» **Exercise prompt**: Reproduce the following rows word for word.

» **Items**:
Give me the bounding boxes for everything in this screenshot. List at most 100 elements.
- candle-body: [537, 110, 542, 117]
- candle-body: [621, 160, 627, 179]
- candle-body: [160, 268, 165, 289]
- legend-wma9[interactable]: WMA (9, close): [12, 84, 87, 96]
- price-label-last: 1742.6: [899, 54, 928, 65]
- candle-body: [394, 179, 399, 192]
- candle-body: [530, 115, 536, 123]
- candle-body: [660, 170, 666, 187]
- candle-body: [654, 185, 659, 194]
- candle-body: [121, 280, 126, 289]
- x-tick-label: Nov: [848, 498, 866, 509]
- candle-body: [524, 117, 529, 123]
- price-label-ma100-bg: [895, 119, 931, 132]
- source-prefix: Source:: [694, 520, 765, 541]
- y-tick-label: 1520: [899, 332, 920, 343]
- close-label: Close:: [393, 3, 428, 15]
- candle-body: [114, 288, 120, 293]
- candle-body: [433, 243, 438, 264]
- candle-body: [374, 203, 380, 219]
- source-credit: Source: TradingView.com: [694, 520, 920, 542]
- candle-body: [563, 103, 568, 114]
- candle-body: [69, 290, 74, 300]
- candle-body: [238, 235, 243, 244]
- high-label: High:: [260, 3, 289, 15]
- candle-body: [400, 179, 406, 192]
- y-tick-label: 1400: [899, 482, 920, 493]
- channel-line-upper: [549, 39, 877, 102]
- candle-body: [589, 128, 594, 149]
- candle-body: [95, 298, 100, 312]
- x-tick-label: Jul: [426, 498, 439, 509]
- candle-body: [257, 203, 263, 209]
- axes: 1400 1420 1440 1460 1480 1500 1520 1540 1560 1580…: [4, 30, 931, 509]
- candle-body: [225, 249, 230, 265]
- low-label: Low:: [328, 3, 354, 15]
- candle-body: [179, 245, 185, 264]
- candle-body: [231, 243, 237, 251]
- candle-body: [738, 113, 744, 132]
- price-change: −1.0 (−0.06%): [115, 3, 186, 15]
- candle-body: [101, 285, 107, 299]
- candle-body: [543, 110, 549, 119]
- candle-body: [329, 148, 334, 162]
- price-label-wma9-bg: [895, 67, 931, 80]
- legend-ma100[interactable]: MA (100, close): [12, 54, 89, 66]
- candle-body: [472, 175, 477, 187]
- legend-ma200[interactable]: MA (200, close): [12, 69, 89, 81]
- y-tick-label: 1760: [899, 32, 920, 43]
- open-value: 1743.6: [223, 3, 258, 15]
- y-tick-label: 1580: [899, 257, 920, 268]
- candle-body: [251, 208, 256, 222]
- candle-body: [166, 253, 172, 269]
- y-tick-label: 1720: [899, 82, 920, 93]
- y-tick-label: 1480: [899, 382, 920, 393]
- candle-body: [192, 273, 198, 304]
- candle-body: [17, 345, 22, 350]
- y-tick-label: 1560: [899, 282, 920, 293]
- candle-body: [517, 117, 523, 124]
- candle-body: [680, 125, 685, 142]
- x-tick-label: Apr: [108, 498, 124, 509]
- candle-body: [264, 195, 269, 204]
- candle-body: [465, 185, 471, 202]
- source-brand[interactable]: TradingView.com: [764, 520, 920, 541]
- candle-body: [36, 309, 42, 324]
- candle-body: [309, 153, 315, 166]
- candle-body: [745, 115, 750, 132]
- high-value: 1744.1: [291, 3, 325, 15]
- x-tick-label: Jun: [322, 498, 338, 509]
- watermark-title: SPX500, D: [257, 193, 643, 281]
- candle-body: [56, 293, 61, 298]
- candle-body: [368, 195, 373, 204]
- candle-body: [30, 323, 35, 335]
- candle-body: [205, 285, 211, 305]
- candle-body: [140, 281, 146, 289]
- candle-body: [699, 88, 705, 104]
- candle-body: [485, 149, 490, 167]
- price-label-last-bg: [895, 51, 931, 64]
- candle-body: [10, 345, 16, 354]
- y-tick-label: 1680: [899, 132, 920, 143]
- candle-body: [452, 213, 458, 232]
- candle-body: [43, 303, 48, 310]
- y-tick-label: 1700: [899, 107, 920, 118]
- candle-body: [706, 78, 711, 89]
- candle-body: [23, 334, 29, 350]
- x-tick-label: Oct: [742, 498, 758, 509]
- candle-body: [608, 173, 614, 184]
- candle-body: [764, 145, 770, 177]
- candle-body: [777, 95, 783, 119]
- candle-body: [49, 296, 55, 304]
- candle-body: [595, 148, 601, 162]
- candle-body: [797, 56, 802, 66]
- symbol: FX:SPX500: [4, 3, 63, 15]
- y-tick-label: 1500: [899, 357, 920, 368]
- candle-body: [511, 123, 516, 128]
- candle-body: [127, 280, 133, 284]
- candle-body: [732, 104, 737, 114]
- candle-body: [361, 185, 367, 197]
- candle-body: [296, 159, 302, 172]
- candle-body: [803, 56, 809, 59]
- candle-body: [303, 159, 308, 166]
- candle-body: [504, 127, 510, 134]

» **Task solution**:
Give me the bounding boxes for everything in this screenshot. List at most 100 elements.
- candle-body: [537, 110, 542, 117]
- candle-body: [621, 160, 627, 179]
- candle-body: [160, 268, 165, 289]
- legend-wma9[interactable]: WMA (9, close): [12, 84, 87, 96]
- price-label-last: 1742.6: [899, 54, 928, 65]
- candle-body: [394, 179, 399, 192]
- candle-body: [530, 115, 536, 123]
- candle-body: [660, 170, 666, 187]
- candle-body: [654, 185, 659, 194]
- candle-body: [121, 280, 126, 289]
- x-tick-label: Nov: [848, 498, 866, 509]
- candle-body: [524, 117, 529, 123]
- price-label-ma100-bg: [895, 119, 931, 132]
- source-prefix: Source:: [694, 520, 765, 541]
- y-tick-label: 1520: [899, 332, 920, 343]
- close-label: Close:: [393, 3, 428, 15]
- candle-body: [114, 288, 120, 293]
- candle-body: [433, 243, 438, 264]
- candle-body: [374, 203, 380, 219]
- source-credit: Source: TradingView.com: [694, 520, 920, 542]
- candle-body: [563, 103, 568, 114]
- candle-body: [69, 290, 74, 300]
- candle-body: [238, 235, 243, 244]
- high-label: High:: [260, 3, 289, 15]
- candle-body: [400, 179, 406, 192]
- y-tick-label: 1400: [899, 482, 920, 493]
- channel-line-upper: [549, 39, 877, 102]
- candle-body: [589, 128, 594, 149]
- candle-body: [95, 298, 100, 312]
- x-tick-label: Jul: [426, 498, 439, 509]
- candle-body: [257, 203, 263, 209]
- axes: 1400 1420 1440 1460 1480 1500 1520 1540 1560 1580…: [4, 30, 931, 509]
- candle-body: [225, 249, 230, 265]
- low-label: Low:: [328, 3, 354, 15]
- candle-body: [179, 245, 185, 264]
- candle-body: [231, 243, 237, 251]
- candle-body: [738, 113, 744, 132]
- price-change: −1.0 (−0.06%): [115, 3, 186, 15]
- candle-body: [101, 285, 107, 299]
- candle-body: [543, 110, 549, 119]
- candle-body: [329, 148, 334, 162]
- price-label-wma9-bg: [895, 67, 931, 80]
- legend-ma100[interactable]: MA (100, close): [12, 54, 89, 66]
- candle-body: [472, 175, 477, 187]
- legend-ma200[interactable]: MA (200, close): [12, 69, 89, 81]
- y-tick-label: 1760: [899, 32, 920, 43]
- open-value: 1743.6: [223, 3, 258, 15]
- y-tick-label: 1580: [899, 257, 920, 268]
- candle-body: [251, 208, 256, 222]
- candle-body: [166, 253, 172, 269]
- y-tick-label: 1720: [899, 82, 920, 93]
- y-tick-label: 1480: [899, 382, 920, 393]
- candle-body: [192, 273, 198, 304]
- candle-body: [17, 345, 22, 350]
- y-tick-label: 1560: [899, 282, 920, 293]
- candle-body: [517, 117, 523, 124]
- candle-body: [680, 125, 685, 142]
- x-tick-label: Apr: [108, 498, 124, 509]
- candle-body: [264, 195, 269, 204]
- candle-body: [465, 185, 471, 202]
- source-brand[interactable]: TradingView.com: [764, 520, 920, 541]
- candle-body: [36, 309, 42, 324]
- candle-body: [309, 153, 315, 166]
- candle-body: [745, 115, 750, 132]
- high-value: 1744.1: [291, 3, 325, 15]
- x-tick-label: Jun: [322, 498, 338, 509]
- watermark-title: SPX500, D: [257, 193, 643, 281]
- candle-body: [56, 293, 61, 298]
- candle-body: [368, 195, 373, 204]
- candle-body: [30, 323, 35, 335]
- candle-body: [205, 285, 211, 305]
- candle-body: [140, 281, 146, 289]
- candle-body: [699, 88, 705, 104]
- candle-body: [485, 149, 490, 167]
- price-label-last-bg: [895, 51, 931, 64]
- candle-body: [10, 345, 16, 354]
- y-tick-label: 1680: [899, 132, 920, 143]
- candle-body: [452, 213, 458, 232]
- candle-body: [43, 303, 48, 310]
- y-tick-label: 1700: [899, 107, 920, 118]
- candle-body: [706, 78, 711, 89]
- candle-body: [23, 334, 29, 350]
- x-tick-label: Oct: [742, 498, 758, 509]
- candle-body: [608, 173, 614, 184]
- candle-body: [764, 145, 770, 177]
- candle-body: [777, 95, 783, 119]
- candle-body: [49, 296, 55, 304]
- candle-body: [595, 148, 601, 162]
- candle-body: [797, 56, 802, 66]
- symbol: FX:SPX500: [4, 3, 63, 15]
- y-tick-label: 1500: [899, 357, 920, 368]
- candle-body: [511, 123, 516, 128]
- candle-body: [127, 280, 133, 284]
- candle-body: [732, 104, 737, 114]
- candle-body: [361, 185, 367, 197]
- candle-body: [296, 159, 302, 172]
- candle-body: [803, 56, 809, 59]
- candle-body: [303, 159, 308, 166]
- candle-body: [504, 127, 510, 134]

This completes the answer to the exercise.